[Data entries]

****

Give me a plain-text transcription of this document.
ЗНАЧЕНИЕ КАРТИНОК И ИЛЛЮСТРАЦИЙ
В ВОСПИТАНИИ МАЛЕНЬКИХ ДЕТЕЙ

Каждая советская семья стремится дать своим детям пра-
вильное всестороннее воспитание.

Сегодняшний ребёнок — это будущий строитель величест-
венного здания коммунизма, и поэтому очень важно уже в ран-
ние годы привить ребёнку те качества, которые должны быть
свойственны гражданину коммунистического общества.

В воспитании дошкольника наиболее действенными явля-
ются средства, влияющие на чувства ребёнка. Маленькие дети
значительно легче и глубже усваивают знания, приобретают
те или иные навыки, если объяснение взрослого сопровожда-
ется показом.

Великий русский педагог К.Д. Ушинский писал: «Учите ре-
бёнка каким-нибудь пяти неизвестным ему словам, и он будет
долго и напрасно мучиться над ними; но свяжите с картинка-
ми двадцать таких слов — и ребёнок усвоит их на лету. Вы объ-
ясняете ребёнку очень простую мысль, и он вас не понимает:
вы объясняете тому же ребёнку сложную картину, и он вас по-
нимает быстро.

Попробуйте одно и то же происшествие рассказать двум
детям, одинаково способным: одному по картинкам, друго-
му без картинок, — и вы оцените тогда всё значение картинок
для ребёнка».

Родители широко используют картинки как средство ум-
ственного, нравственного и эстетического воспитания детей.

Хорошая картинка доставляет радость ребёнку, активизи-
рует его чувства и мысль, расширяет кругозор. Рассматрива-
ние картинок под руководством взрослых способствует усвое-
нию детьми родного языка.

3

****

> **Objective**: Where a line holds "ребёнок", copy it out.

> **Problem solution**:
Сегодняшний ребёнок — это будущий строитель величест-
ми двадцать таких слов — и ребёнок усвоит их на лету. Вы объ-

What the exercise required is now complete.